*Records:*

________________________________________

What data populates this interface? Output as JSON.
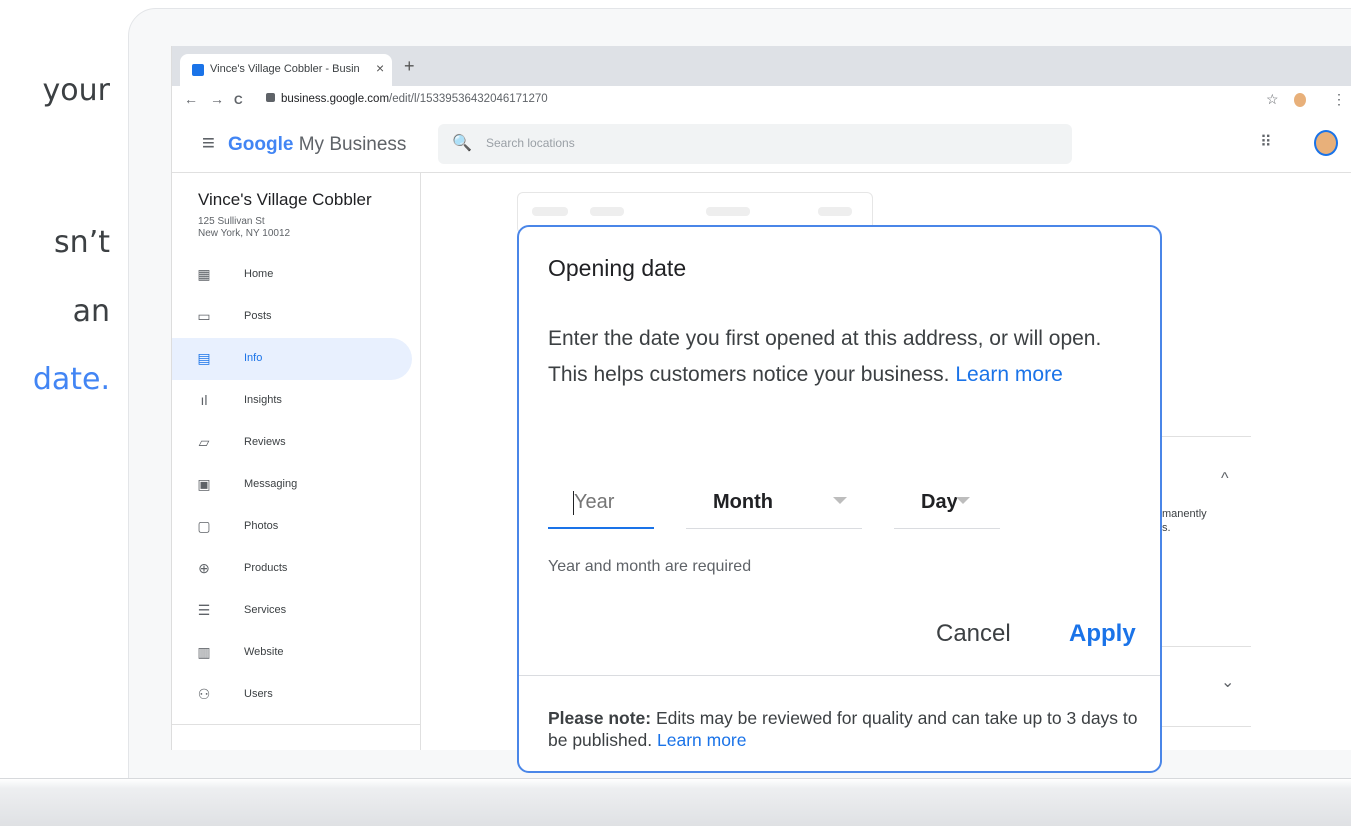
{
  "marketing_text": {
    "line1": "your",
    "line2": "sn’t",
    "line3": "an",
    "line4": "date."
  },
  "browser": {
    "tab_title": "Vince's Village Cobbler - Busin",
    "tab_close": "×",
    "new_tab": "+",
    "nav_back": "←",
    "nav_forward": "→",
    "nav_reload": "C",
    "url_domain": "business.google.com",
    "url_path": "/edit/l/15339536432046171270",
    "star": "☆",
    "menu": "⋮"
  },
  "app": {
    "hamburger": "≡",
    "logo_google": "Google",
    "logo_suffix": " My Business",
    "search_icon": "🔍",
    "search_placeholder": "Search locations",
    "apps_icon": "⠿"
  },
  "sidebar": {
    "business_name": "Vince's Village Cobbler",
    "address_line1": "125 Sullivan St",
    "address_line2": "New York, NY 10012",
    "items": [
      {
        "label": "Home",
        "icon": "▦"
      },
      {
        "label": "Posts",
        "icon": "▭"
      },
      {
        "label": "Info",
        "icon": "▤"
      },
      {
        "label": "Insights",
        "icon": "ıl"
      },
      {
        "label": "Reviews",
        "icon": "▱"
      },
      {
        "label": "Messaging",
        "icon": "▣"
      },
      {
        "label": "Photos",
        "icon": "▢"
      },
      {
        "label": "Products",
        "icon": "⊕"
      },
      {
        "label": "Services",
        "icon": "☰"
      },
      {
        "label": "Website",
        "icon": "▥"
      },
      {
        "label": "Users",
        "icon": "⚇"
      }
    ]
  },
  "background": {
    "partial_text1": "manently",
    "partial_text2": "s.",
    "chevron_up": "^",
    "chevron_down": "⌄"
  },
  "dialog": {
    "title": "Opening date",
    "body": "Enter the date you first opened at this address, or will open. This helps customers notice your business.",
    "learn_more": "Learn more",
    "year_placeholder": "Year",
    "month_label": "Month",
    "day_label": "Day",
    "hint": "Year and month are required",
    "cancel": "Cancel",
    "apply": "Apply",
    "note_bold": "Please note:",
    "note_text": "Edits may be reviewed for quality and can take up to 3 days to be published.",
    "note_link": "Learn more"
  },
  "colors": {
    "accent": "#1a73e8",
    "dialog_border": "#4a86e8",
    "active_nav_bg": "#e8f0fe"
  }
}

________________________________________

*Directions for this task:* Look above for every line with the word "Vince" and copy it.

*Task response:*
    "tab_title": "Vince's Village Cobbler - Busin",
    "business_name": "Vince's Village Cobbler",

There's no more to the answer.